MATERIAL PROVIDED –
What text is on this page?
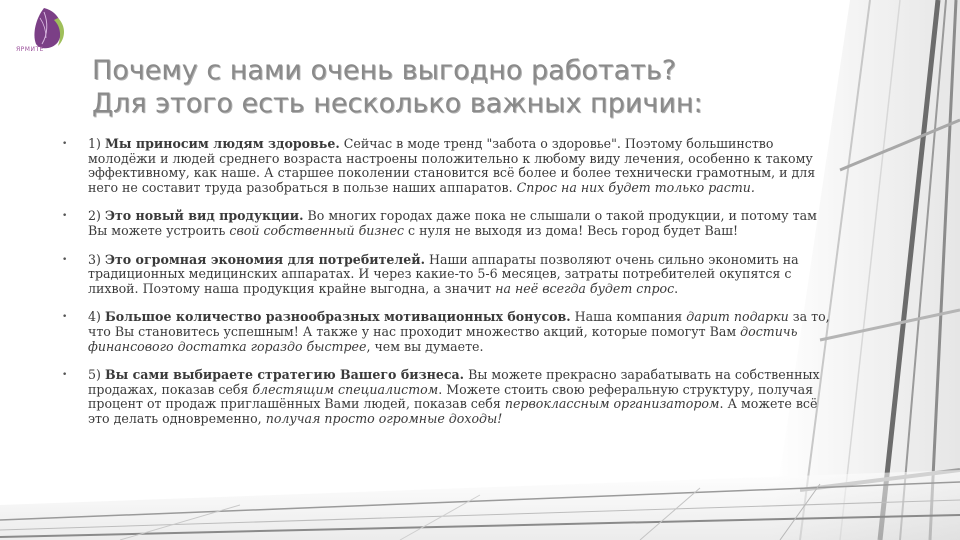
ЯРМИТЕ
Почему с нами очень выгодно работать?
Для этого есть несколько важных причин:
• 1) Мы приносим людям здоровье. Сейчас в моде тренд "забота о здоровье". Поэтому большинство молодёжи и людей среднего возраста настроены положительно к любому виду лечения, особенно к такому эффективному, как наше. А старшее поколении становится всё более и более технически грамотным, и для него не составит труда разобраться в пользе наших аппаратов. Спрос на них будет только расти.
• 2) Это новый вид продукции. Во многих городах даже пока не слышали о такой продукции, и потому там Вы можете устроить свой собственный бизнес с нуля не выходя из дома! Весь город будет Ваш!
• 3) Это огромная экономия для потребителей. Наши аппараты позволяют очень сильно экономить на традиционных медицинских аппаратах. И через какие-то 5-6 месяцев, затраты потребителей окупятся с лихвой. Поэтому наша продукция крайне выгодна, а значит на неё всегда будет спрос.
• 4) Большое количество разнообразных мотивационных бонусов. Наша компания дарит подарки за то, что Вы становитесь успешным! А также у нас проходит множество акций, которые помогут Вам достичь финансового достатка гораздо быстрее, чем вы думаете.
• 5) Вы сами выбираете стратегию Вашего бизнеса. Вы можете прекрасно зарабатывать на собственных продажах, показав себя блестящим специалистом. Можете стоить свою реферальную структуру, получая процент от продаж приглашённых Вами людей, показав себя первоклассным организатором. А можете всё это делать одновременно, получая просто огромные доходы!
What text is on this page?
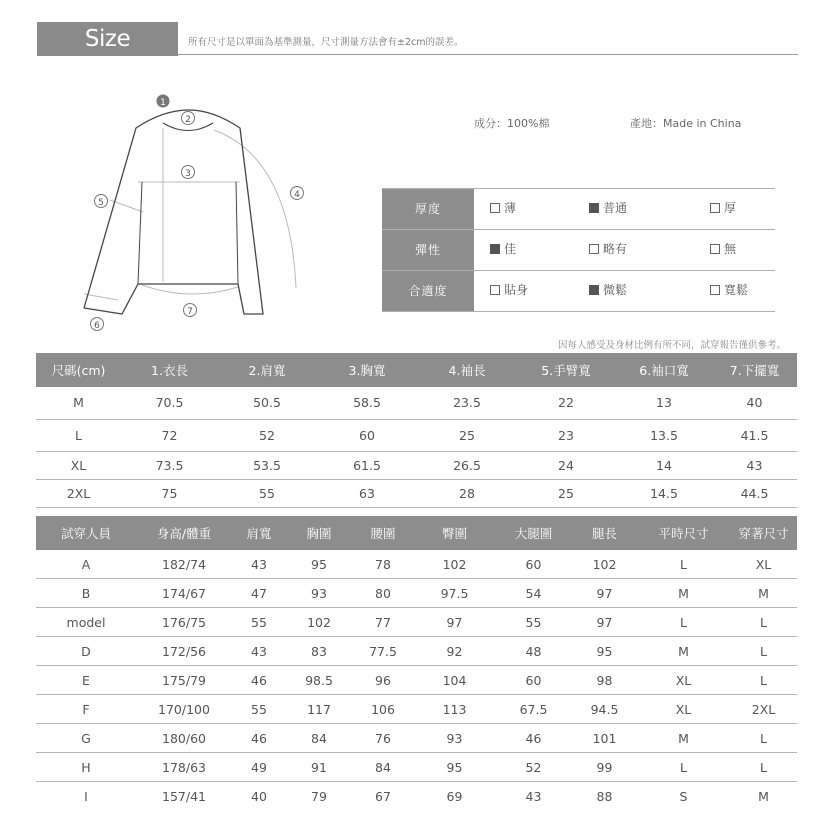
Size Information
所有尺寸是以單面為基準測量，尺寸測量方法會有±2cm的誤差。
1
2
3
4
5
6
7
成分：100%棉	產地：Made in China
厚度	薄	普通	厚
彈性	佳	略有	無
合適度	貼身	微鬆	寬鬆
因每人感受及身材比例有所不同，試穿報告僅供參考。
尺碼(cm)	1.衣長	2.肩寬	3.胸寬	4.袖長	5.手臂寬	6.袖口寬	7.下擺寬
M	70.5	50.5	58.5	23.5	22	13	40
L	72	52	60	25	23	13.5	41.5
XL	73.5	53.5	61.5	26.5	24	14	43
2XL	75	55	63	28	25	14.5	44.5
試穿人員	身高/體重	肩寬	胸圍	腰圍	臀圍	大腿圍	腿長	平時尺寸	穿著尺寸
A	182/74	43	95	78	102	60	102	L	XL
B	174/67	47	93	80	97.5	54	97	M	M
model	176/75	55	102	77	97	55	97	L	L
D	172/56	43	83	77.5	92	48	95	M	L
E	175/79	46	98.5	96	104	60	98	XL	L
F	170/100	55	117	106	113	67.5	94.5	XL	2XL
G	180/60	46	84	76	93	46	101	M	L
H	178/63	49	91	84	95	52	99	L	L
I	157/41	40	79	67	69	43	88	S	M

CHALLENGE – Pictures are not part of the copy; reproduce everything else in the records exactly.

ANSWER FOR THE TASK –
What text is on this page?
ЯРМИТЕ
Почему с нами очень выгодно работать?
Для этого есть несколько важных причин:
• 1) Мы приносим людям здоровье. Сейчас в моде тренд "забота о здоровье". Поэтому большинство молодёжи и людей среднего возраста настроены положительно к любому виду лечения, особенно к такому эффективному, как наше. А старшее поколении становится всё более и более технически грамотным, и для него не составит труда разобраться в пользе наших аппаратов. Спрос на них будет только расти.
• 2) Это новый вид продукции. Во многих городах даже пока не слышали о такой продукции, и потому там Вы можете устроить свой собственный бизнес с нуля не выходя из дома! Весь город будет Ваш!
• 3) Это огромная экономия для потребителей. Наши аппараты позволяют очень сильно экономить на традиционных медицинских аппаратах. И через какие-то 5-6 месяцев, затраты потребителей окупятся с лихвой. Поэтому наша продукция крайне выгодна, а значит на неё всегда будет спрос.
• 4) Большое количество разнообразных мотивационных бонусов. Наша компания дарит подарки за то, что Вы становитесь успешным! А также у нас проходит множество акций, которые помогут Вам достичь финансового достатка гораздо быстрее, чем вы думаете.
• 5) Вы сами выбираете стратегию Вашего бизнеса. Вы можете прекрасно зарабатывать на собственных продажах, показав себя блестящим специалистом. Можете стоить свою реферальную структуру, получая процент от продаж приглашённых Вами людей, показав себя первоклассным организатором. А можете всё это делать одновременно, получая просто огромные доходы!
What text is on this page?
Size Information
所有尺寸是以單面為基準測量，尺寸測量方法會有±2cm的誤差。
1
2
3
4
5
6
7
成分：100%棉	產地：Made in China
厚度	薄	普通	厚
彈性	佳	略有	無
合適度	貼身	微鬆	寬鬆
因每人感受及身材比例有所不同，試穿報告僅供參考。
尺碼(cm)	1.衣長	2.肩寬	3.胸寬	4.袖長	5.手臂寬	6.袖口寬	7.下擺寬
M	70.5	50.5	58.5	23.5	22	13	40
L	72	52	60	25	23	13.5	41.5
XL	73.5	53.5	61.5	26.5	24	14	43
2XL	75	55	63	28	25	14.5	44.5
試穿人員	身高/體重	肩寬	胸圍	腰圍	臀圍	大腿圍	腿長	平時尺寸	穿著尺寸
A	182/74	43	95	78	102	60	102	L	XL
B	174/67	47	93	80	97.5	54	97	M	M
model	176/75	55	102	77	97	55	97	L	L
D	172/56	43	83	77.5	92	48	95	M	L
E	175/79	46	98.5	96	104	60	98	XL	L
F	170/100	55	117	106	113	67.5	94.5	XL	2XL
G	180/60	46	84	76	93	46	101	M	L
H	178/63	49	91	84	95	52	99	L	L
I	157/41	40	79	67	69	43	88	S	M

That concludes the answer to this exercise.